### Material supplied
>>>>
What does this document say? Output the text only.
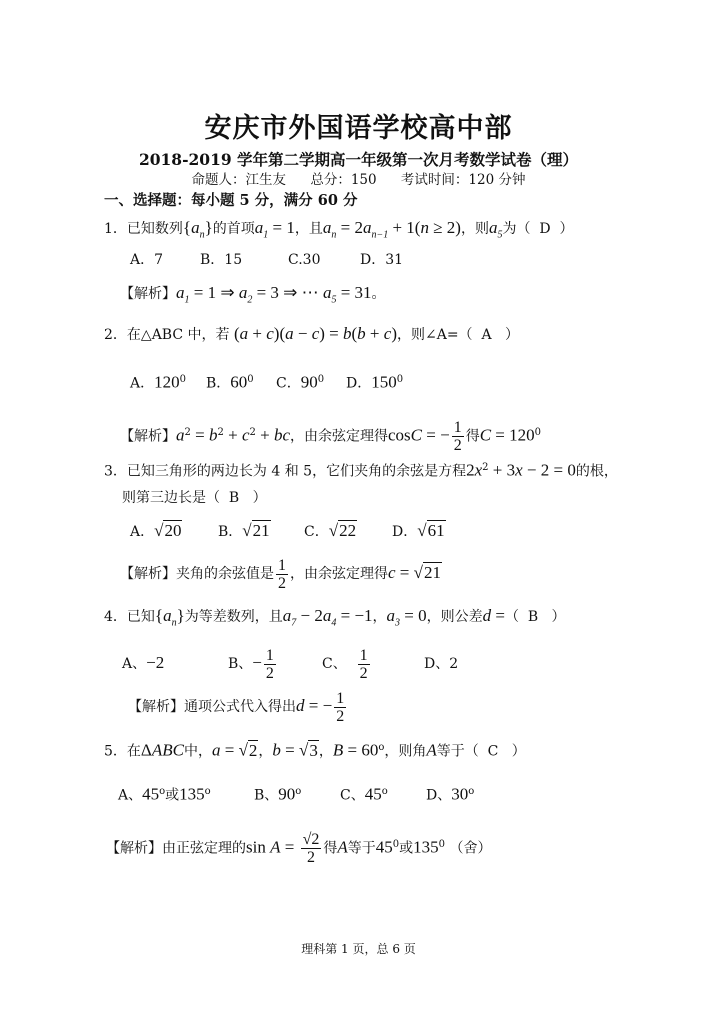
安庆市外国语学校高中部
2018-2019 学年第二学期高一年级第一次月考数学试卷（理）
命题人：江生友 总分：150 考试时间：120 分钟
一、选择题：每小题 5 分，满分 60 分
1．已知数列$\{a_n\}$的首项$a_1 = 1$，且$a_n = 2a_{n-1} + 1(n \ge 2)$，则$a_5$为（ D ）
A．7	B．15	C.30	D．31
【解析】$a_1 = 1$ ⇒ $a_2 = 3$ ⇒ ⋯ $a_5 = 31$。
2．在△ABC 中，若 (a + c)(a − c) = b(b + c)，则∠A=（ A ）
A．$120^0$ B．$60^0$ C．$90^0$ D．$150^0$
【解析】$a^2 = b^2 + c^2$ + bc，由余弦定理得cosC = − $\frac{1}{2}$ 得$C = 120^0$
3．已知三角形的两边长为 4 和 5，它们夹角的余弦是方程$2x^2 + 3x - 2 = 0$的根，
则第三边长是（ B ）
A．√20	B．√21 C．√22	D．√61
【解析】夹角的余弦值是 $\frac{1}{2}$ ，由余弦定理得c = √21
4．已知$\{a_n\}$为等差数列，且$a_7 - 2a_4 = -1$，$a_3 = 0$，则公差d =（ B ）
A、−2	B、− $\frac{1}{2}$	C、 $\frac{1}{2}$	D、2
【解析】通项公式代入得出d = − $\frac{1}{2}$
5．在ΔABC中，a = √2，b = √3，$B = 60^o$，则角A等于（ C ）
A、45$^o$或135$^o$	B、90$^o$	C、45$^o$	D、30$^o$
【解析】由正弦定理的$\sin A = \frac{√2}{2}$ 得A等于$45^0$或$135^0$ （舍）
理科第 1 页，总 6 页
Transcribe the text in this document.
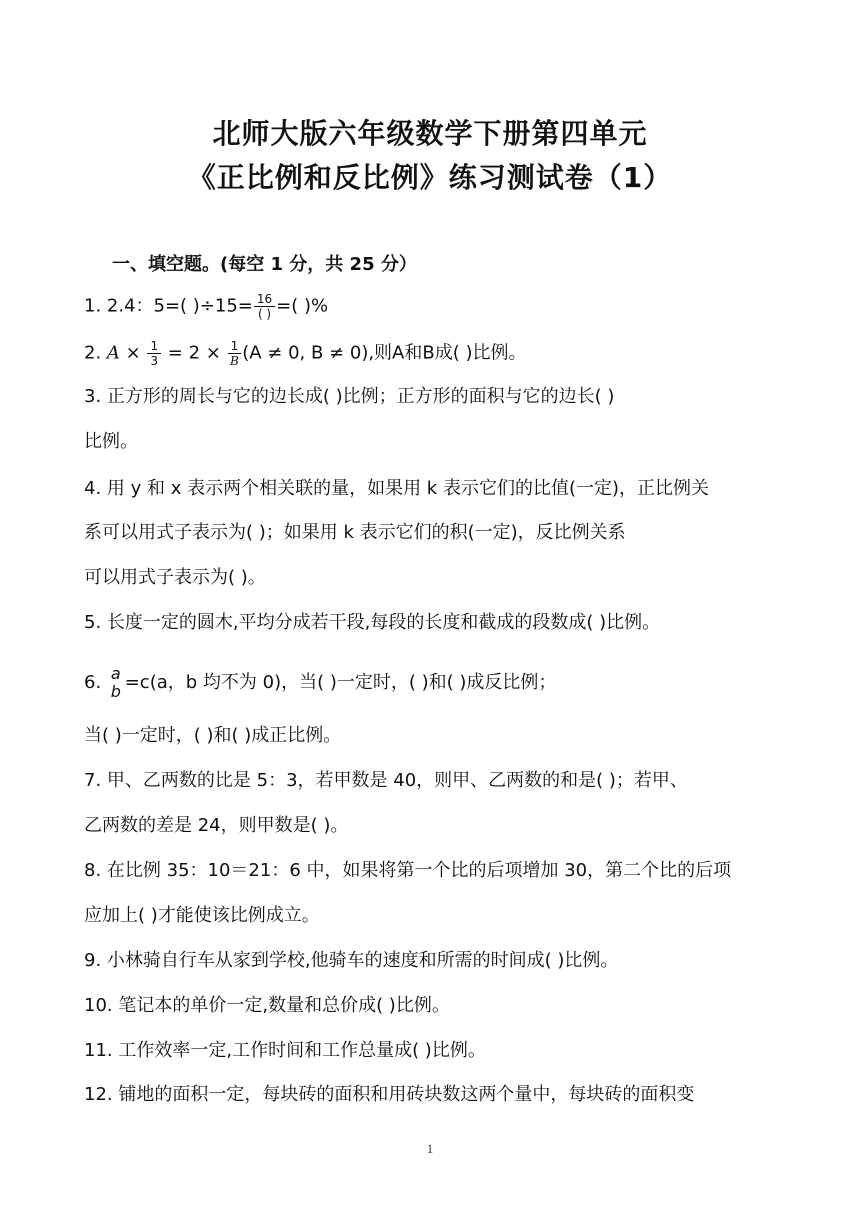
北师大版六年级数学下册第四单元
《正比例和反比例》练习测试卷（1）
一、填空题。(每空 1 分，共 25 分）
1. 2.4：5=( )$\div 15= \frac{16}{( )}$ =( )%
2. $A \times \frac{1}{3} = 2 \times \frac{1}{B} (A \ne 0$, B ≠ 0),则A和B成( )比例。
3. 正方形的周长与它的边长成( )比例；正方形的面积与它的边长( )
比例。
4. 用 y 和 x 表示两个相关联的量，如果用 k 表示它们的比值(一定)，正比例关
系可以用式子表示为( )；如果用 k 表示它们的积(一定)，反比例关系
可以用式子表示为( )。
5. 长度一定的圆木,平均分成若干段,每段的长度和截成的段数成( )比例。
6. a
b =c(a，b 均不为 0)，当( )一定时，( )和( )成反比例；
当( )一定时，( )和( )成正比例。
7. 甲、乙两数的比是 5：3，若甲数是 40，则甲、乙两数的和是( )；若甲、
乙两数的差是 24，则甲数是( )。
8. 在比例 35：10＝21：6 中，如果将第一个比的后项增加 30，第二个比的后项
应加上( )才能使该比例成立。
9. 小林骑自行车从家到学校,他骑车的速度和所需的时间成( )比例。
10. 笔记本的单价一定,数量和总价成( )比例。
11. 工作效率一定,工作时间和工作总量成( )比例。
12. 铺地的面积一定，每块砖的面积和用砖块数这两个量中，每块砖的面积变
1
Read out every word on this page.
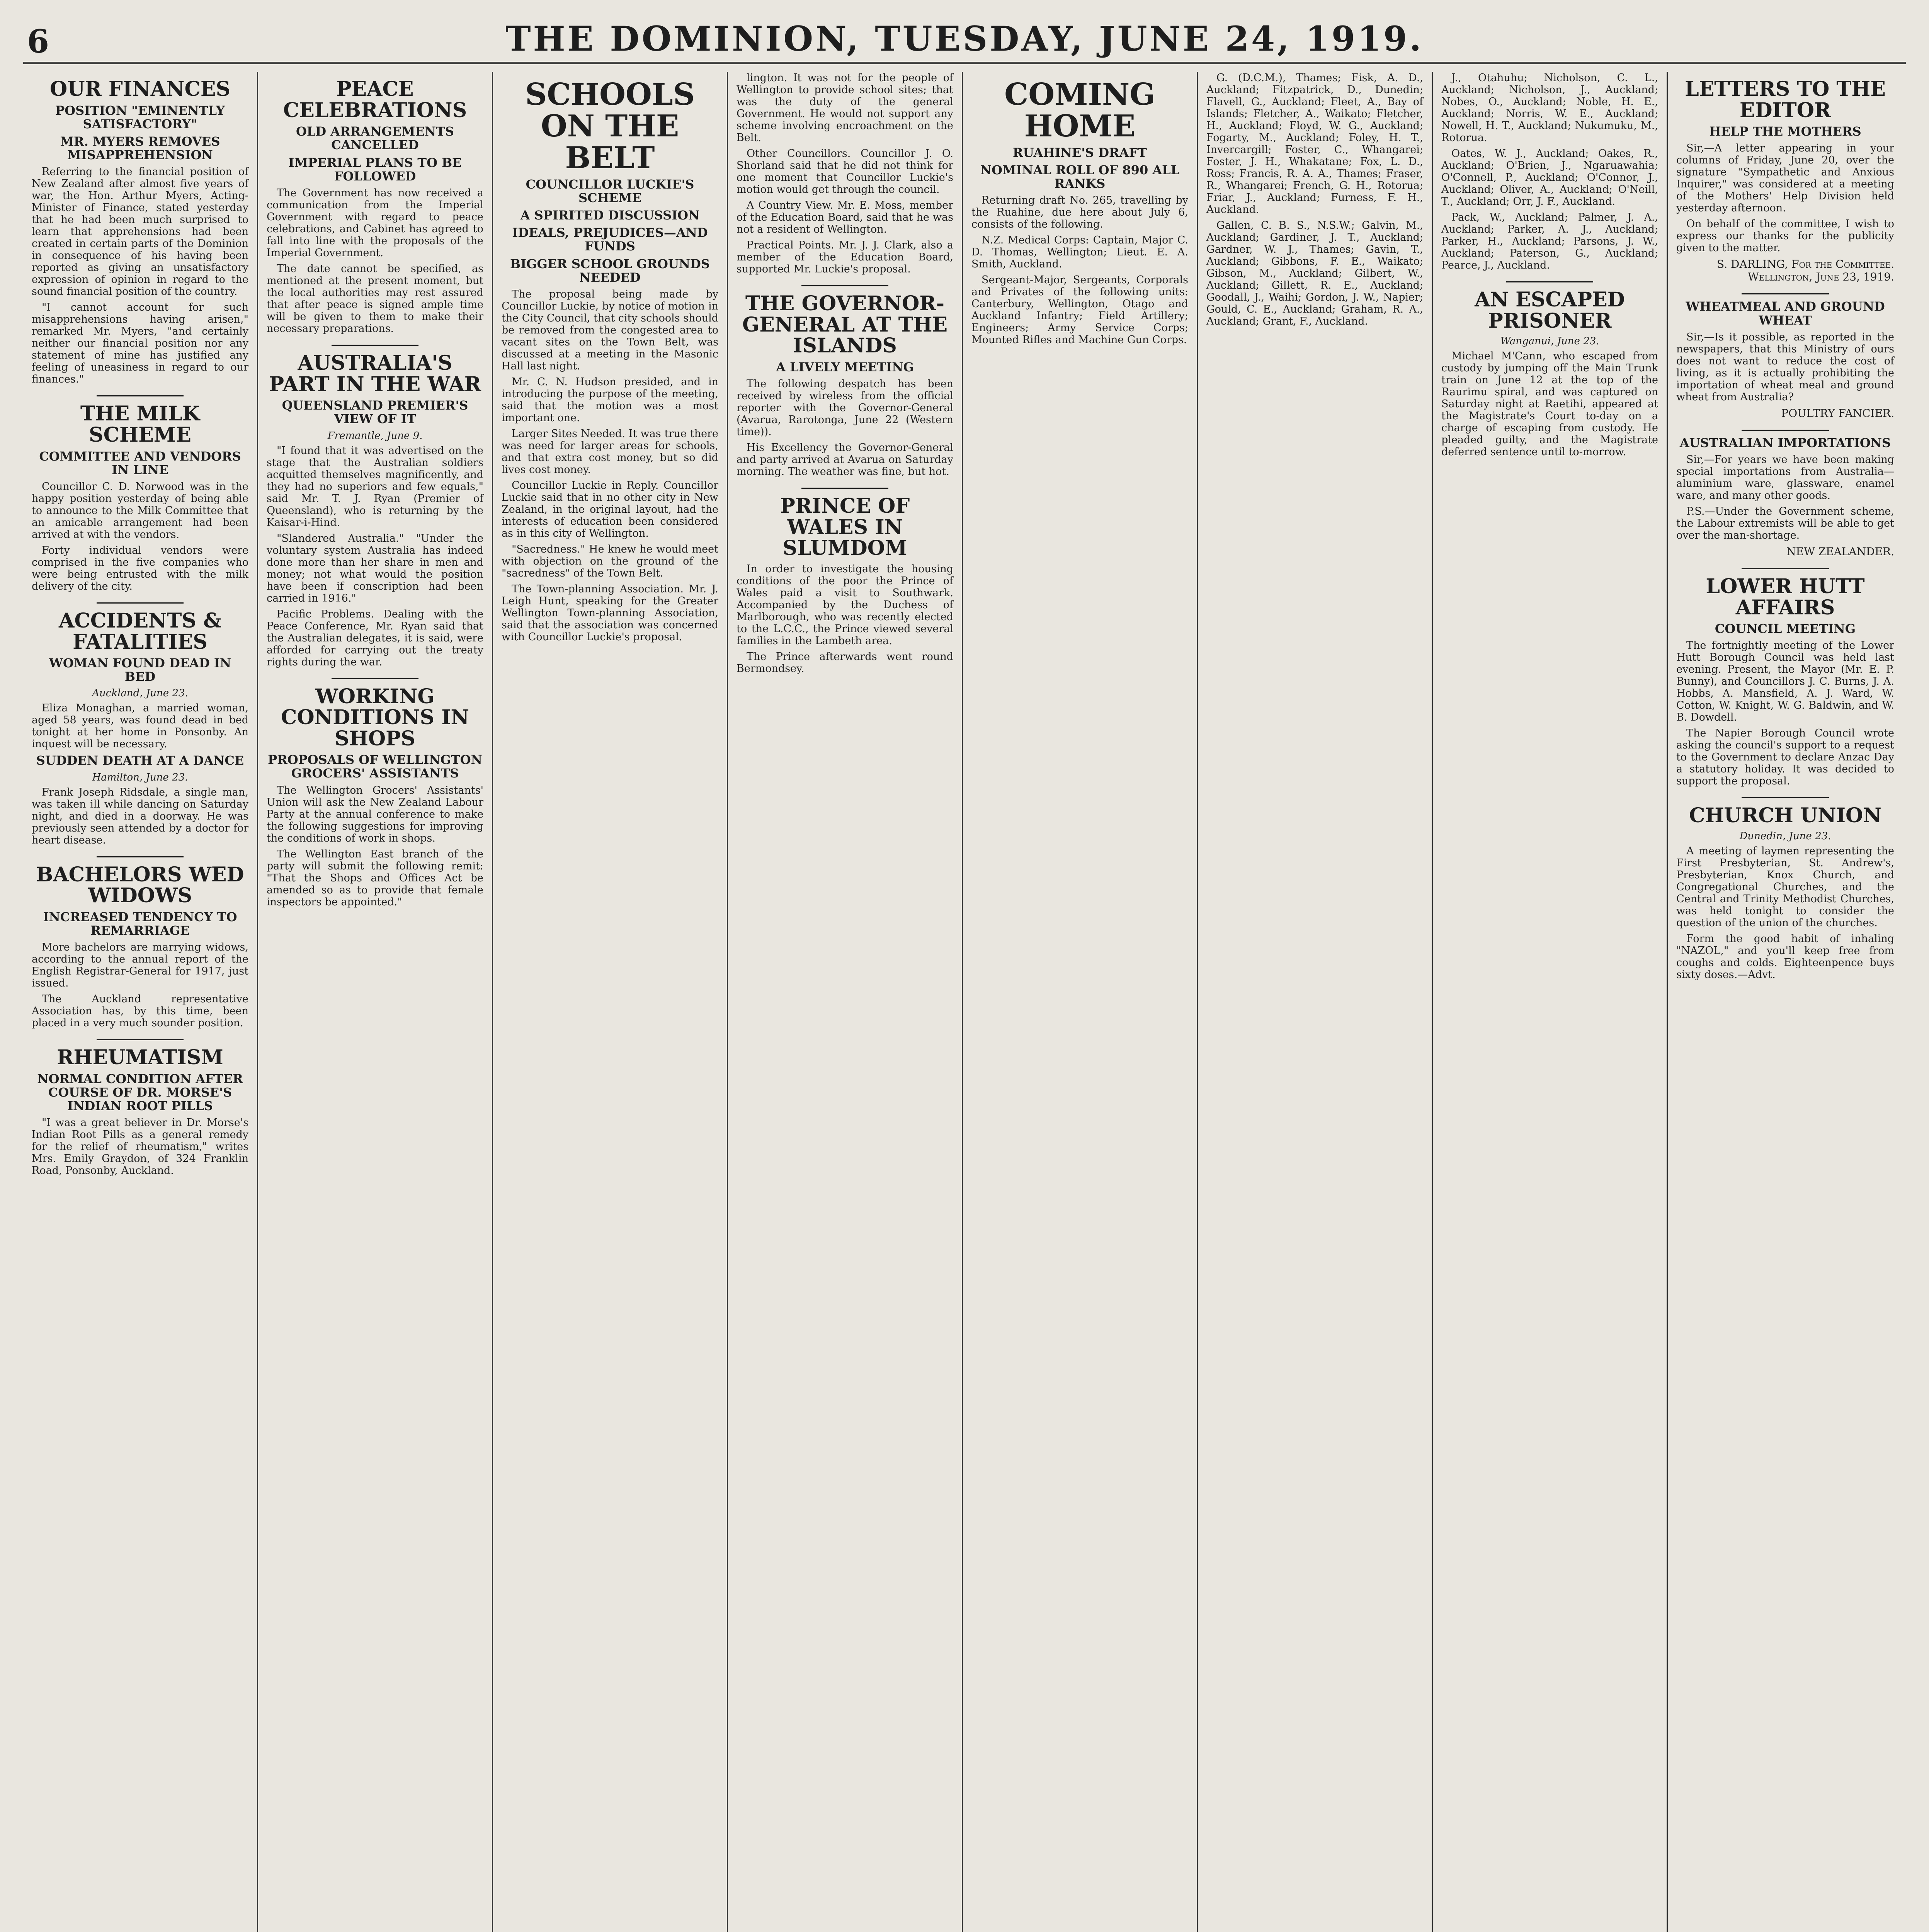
6	THE DOMINION, TUESDAY, JUNE 24, 1919.
OUR FINANCES
POSITION "EMINENTLY SATISFACTORY"
MR. MYERS REMOVES MISAPPREHENSION

Referring to the financial position of New Zealand after almost five years of war, the Hon. Arthur Myers, Acting-Minister of Finance, stated yesterday that he had been much surprised to learn that apprehensions had been created in certain parts of the Dominion in consequence of his having been reported as giving an unsatisfactory expression of opinion in regard to the sound financial position of the country.

"I cannot account for such misapprehensions having arisen," remarked Mr. Myers, "and certainly neither our financial position nor any statement of mine has justified any feeling of uneasiness in regard to our finances."

THE MILK SCHEME
COMMITTEE AND VENDORS IN LINE

Councillor C. D. Norwood was in the happy position yesterday of being able to announce to the Milk Committee that an amicable arrangement had been arrived at with the vendors.

Forty individual vendors were comprised in the five companies who were being entrusted with the milk delivery of the city.

ACCIDENTS & FATALITIES
WOMAN FOUND DEAD IN BED
Auckland, June 23.

Eliza Monaghan, a married woman, aged 58 years, was found dead in bed tonight at her home in Ponsonby. An inquest will be necessary.

SUDDEN DEATH AT A DANCE
Hamilton, June 23.

Frank Joseph Ridsdale, a single man, was taken ill while dancing on Saturday night, and died in a doorway. He was previously seen attended by a doctor for heart disease.

BACHELORS WED WIDOWS
INCREASED TENDENCY TO REMARRIAGE

More bachelors are marrying widows, according to the annual report of the English Registrar-General for 1917, just issued.

The Auckland representative Association has, by this time, been placed in a very much sounder position.

RHEUMATISM
NORMAL CONDITION AFTER COURSE OF DR. MORSE'S INDIAN ROOT PILLS

"I was a great believer in Dr. Morse's Indian Root Pills as a general remedy for the relief of rheumatism," writes Mrs. Emily Graydon, of 324 Franklin Road, Ponsonby, Auckland.

PEACE CELEBRATIONS
OLD ARRANGEMENTS CANCELLED
IMPERIAL PLANS TO BE FOLLOWED

The Government has now received a communication from the Imperial Government with regard to peace celebrations, and Cabinet has agreed to fall into line with the proposals of the Imperial Government.

The date cannot be specified, as mentioned at the present moment, but the local authorities may rest assured that after peace is signed ample time will be given to them to make their necessary preparations.

AUSTRALIA'S PART IN THE WAR
QUEENSLAND PREMIER'S VIEW OF IT
Fremantle, June 9.

"I found that it was advertised on the stage that the Australian soldiers acquitted themselves magnificently, and they had no superiors and few equals," said Mr. T. J. Ryan (Premier of Queensland), who is returning by the Kaisar-i-Hind.

"Slandered Australia." "Under the voluntary system Australia has indeed done more than her share in men and money; not what would the position have been if conscription had been carried in 1916."

Pacific Problems. Dealing with the Peace Conference, Mr. Ryan said that the Australian delegates, it is said, were afforded for carrying out the treaty rights during the war.

WORKING CONDITIONS IN SHOPS
PROPOSALS OF WELLINGTON GROCERS' ASSISTANTS

The Wellington Grocers' Assistants' Union will ask the New Zealand Labour Party at the annual conference to make the following suggestions for improving the conditions of work in shops.

The Wellington East branch of the party will submit the following remit: "That the Shops and Offices Act be amended so as to provide that female inspectors be appointed."

SCHOOLS ON THE BELT
COUNCILLOR LUCKIE'S SCHEME
A SPIRITED DISCUSSION
IDEALS, PREJUDICES—AND FUNDS
BIGGER SCHOOL GROUNDS NEEDED

The proposal being made by Councillor Luckie, by notice of motion in the City Council, that city schools should be removed from the congested area to vacant sites on the Town Belt, was discussed at a meeting in the Masonic Hall last night.

Mr. C. N. Hudson presided, and in introducing the purpose of the meeting, said that the motion was a most important one.

Larger Sites Needed. It was true there was need for larger areas for schools, and that extra cost money, but so did lives cost money.

Councillor Luckie in Reply. Councillor Luckie said that in no other city in New Zealand, in the original layout, had the interests of education been considered as in this city of Wellington.

"Sacredness." He knew he would meet with objection on the ground of the "sacredness" of the Town Belt.

The Town-planning Association. Mr. J. Leigh Hunt, speaking for the Greater Wellington Town-planning Association, said that the association was concerned with Councillor Luckie's proposal.

lington. It was not for the people of Wellington to provide school sites; that was the duty of the general Government. He would not support any scheme involving encroachment on the Belt.

Other Councillors. Councillor J. O. Shorland said that he did not think for one moment that Councillor Luckie's motion would get through the council.

A Country View. Mr. E. Moss, member of the Education Board, said that he was not a resident of Wellington.

Practical Points. Mr. J. J. Clark, also a member of the Education Board, supported Mr. Luckie's proposal.

THE GOVERNOR-GENERAL AT THE ISLANDS
A LIVELY MEETING

The following despatch has been received by wireless from the official reporter with the Governor-General (Avarua, Rarotonga, June 22 (Western time)).

His Excellency the Governor-General and party arrived at Avarua on Saturday morning. The weather was fine, but hot.

PRINCE OF WALES IN SLUMDOM

In order to investigate the housing conditions of the poor the Prince of Wales paid a visit to Southwark. Accompanied by the Duchess of Marlborough, who was recently elected to the L.C.C., the Prince viewed several families in the Lambeth area.

The Prince afterwards went round Bermondsey.

COMING HOME
RUAHINE'S DRAFT
NOMINAL ROLL OF 890 ALL RANKS

Returning draft No. 265, travelling by the Ruahine, due here about July 6, consists of the following.

N.Z. Medical Corps: Captain, Major C. D. Thomas, Wellington; Lieut. E. A. Smith, Auckland.

Sergeant-Major, Sergeants, Corporals and Privates of the following units: Canterbury, Wellington, Otago and Auckland Infantry; Field Artillery; Engineers; Army Service Corps; Mounted Rifles and Machine Gun Corps.

G. (D.C.M.), Thames; Fisk, A. D., Auckland; Fitzpatrick, D., Dunedin; Flavell, G., Auckland; Fleet, A., Bay of Islands; Fletcher, A., Waikato; Fletcher, H., Auckland; Floyd, W. G., Auckland; Fogarty, M., Auckland; Foley, H. T., Invercargill; Foster, C., Whangarei; Foster, J. H., Whakatane; Fox, L. D., Ross; Francis, R. A. A., Thames; Fraser, R., Whangarei; French, G. H., Rotorua; Friar, J., Auckland; Furness, F. H., Auckland.

Gallen, C. B. S., N.S.W.; Galvin, M., Auckland; Gardiner, J. T., Auckland; Gardner, W. J., Thames; Gavin, T., Auckland; Gibbons, F. E., Waikato; Gibson, M., Auckland; Gilbert, W., Auckland; Gillett, R. E., Auckland; Goodall, J., Waihi; Gordon, J. W., Napier; Gould, C. E., Auckland; Graham, R. A., Auckland; Grant, F., Auckland.

J., Otahuhu; Nicholson, C. L., Auckland; Nicholson, J., Auckland; Nobes, O., Auckland; Noble, H. E., Auckland; Norris, W. E., Auckland; Nowell, H. T., Auckland; Nukumuku, M., Rotorua.

Oates, W. J., Auckland; Oakes, R., Auckland; O'Brien, J., Ngaruawahia; O'Connell, P., Auckland; O'Connor, J., Auckland; Oliver, A., Auckland; O'Neill, T., Auckland; Orr, J. F., Auckland.

Pack, W., Auckland; Palmer, J. A., Auckland; Parker, A. J., Auckland; Parker, H., Auckland; Parsons, J. W., Auckland; Paterson, G., Auckland; Pearce, J., Auckland.

AN ESCAPED PRISONER
Wanganui, June 23.

Michael M'Cann, who escaped from custody by jumping off the Main Trunk train on June 12 at the top of the Raurimu spiral, and was captured on Saturday night at Raetihi, appeared at the Magistrate's Court to-day on a charge of escaping from custody. He pleaded guilty, and the Magistrate deferred sentence until to-morrow.

LETTERS TO THE EDITOR
HELP THE MOTHERS

Sir,—A letter appearing in your columns of Friday, June 20, over the signature "Sympathetic and Anxious Inquirer," was considered at a meeting of the Mothers' Help Division held yesterday afternoon.

On behalf of the committee, I wish to express our thanks for the publicity given to the matter.

S. DARLING, For the Committee. Wellington, June 23, 1919.
WHEATMEAL AND GROUND WHEAT

Sir,—Is it possible, as reported in the newspapers, that this Ministry of ours does not want to reduce the cost of living, as it is actually prohibiting the importation of wheat meal and ground wheat from Australia?

POULTRY FANCIER.
AUSTRALIAN IMPORTATIONS

Sir,—For years we have been making special importations from Australia—aluminium ware, glassware, enamel ware, and many other goods.

P.S.—Under the Government scheme, the Labour extremists will be able to get over the man-shortage.

NEW ZEALANDER.
LOWER HUTT AFFAIRS
COUNCIL MEETING

The fortnightly meeting of the Lower Hutt Borough Council was held last evening. Present, the Mayor (Mr. E. P. Bunny), and Councillors J. C. Burns, J. A. Hobbs, A. Mansfield, A. J. Ward, W. Cotton, W. Knight, W. G. Baldwin, and W. B. Dowdell.

The Napier Borough Council wrote asking the council's support to a request to the Government to declare Anzac Day a statutory holiday. It was decided to support the proposal.

CHURCH UNION
Dunedin, June 23.

A meeting of laymen representing the First Presbyterian, St. Andrew's, Presbyterian, Knox Church, and Congregational Churches, and the Central and Trinity Methodist Churches, was held tonight to consider the question of the union of the churches.

Form the good habit of inhaling "NAZOL," and you'll keep free from coughs and colds. Eighteenpence buys sixty doses.—Advt.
<<<<
### What the task asks
Take every line from the data above that holds "Saturday" and copy it out.

### Result
Frank Joseph Ridsdale, a single man, was taken ill while dancing on Saturday night, and died in a doorway. He was previously seen attended by a doctor for heart disease.
His Excellency the Governor-General and party arrived at Avarua on Saturday morning. The weather was fine, but hot.
Michael M'Cann, who escaped from custody by jumping off the Main Trunk train on June 12 at the top of the Raurimu spiral, and was captured on Saturday night at Raetihi, appeared at the Magistrate's Court to-day on a charge of escaping from custody. He pleaded guilty, and the Magistrate deferred sentence until to-morrow.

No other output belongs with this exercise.